### Stated task
Read the listing and extract each line that includes the word "name".

### Stored data
________________________

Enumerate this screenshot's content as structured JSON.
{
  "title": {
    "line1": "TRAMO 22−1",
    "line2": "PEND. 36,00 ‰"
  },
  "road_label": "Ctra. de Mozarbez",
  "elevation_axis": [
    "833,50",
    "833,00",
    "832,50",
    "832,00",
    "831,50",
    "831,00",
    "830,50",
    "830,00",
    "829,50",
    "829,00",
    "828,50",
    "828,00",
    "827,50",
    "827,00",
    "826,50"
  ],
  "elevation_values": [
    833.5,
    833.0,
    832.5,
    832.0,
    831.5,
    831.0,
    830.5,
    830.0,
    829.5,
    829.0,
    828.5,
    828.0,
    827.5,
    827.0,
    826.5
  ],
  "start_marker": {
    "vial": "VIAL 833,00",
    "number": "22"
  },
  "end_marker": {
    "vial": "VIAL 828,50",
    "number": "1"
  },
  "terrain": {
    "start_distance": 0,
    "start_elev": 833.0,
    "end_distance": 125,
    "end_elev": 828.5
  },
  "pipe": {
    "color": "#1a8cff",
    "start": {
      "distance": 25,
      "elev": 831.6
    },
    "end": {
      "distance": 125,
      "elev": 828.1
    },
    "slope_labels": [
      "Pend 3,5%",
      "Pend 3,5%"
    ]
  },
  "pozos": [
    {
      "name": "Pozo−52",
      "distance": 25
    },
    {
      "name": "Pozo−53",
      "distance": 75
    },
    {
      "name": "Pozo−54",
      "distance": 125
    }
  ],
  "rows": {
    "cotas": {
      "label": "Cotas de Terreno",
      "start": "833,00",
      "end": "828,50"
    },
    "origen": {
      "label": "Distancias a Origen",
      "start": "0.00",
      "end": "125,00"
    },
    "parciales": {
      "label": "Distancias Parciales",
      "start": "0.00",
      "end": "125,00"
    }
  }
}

________________________

### Written answer
      "name": "Pozo−52",
      "name": "Pozo−53",
      "name": "Pozo−54",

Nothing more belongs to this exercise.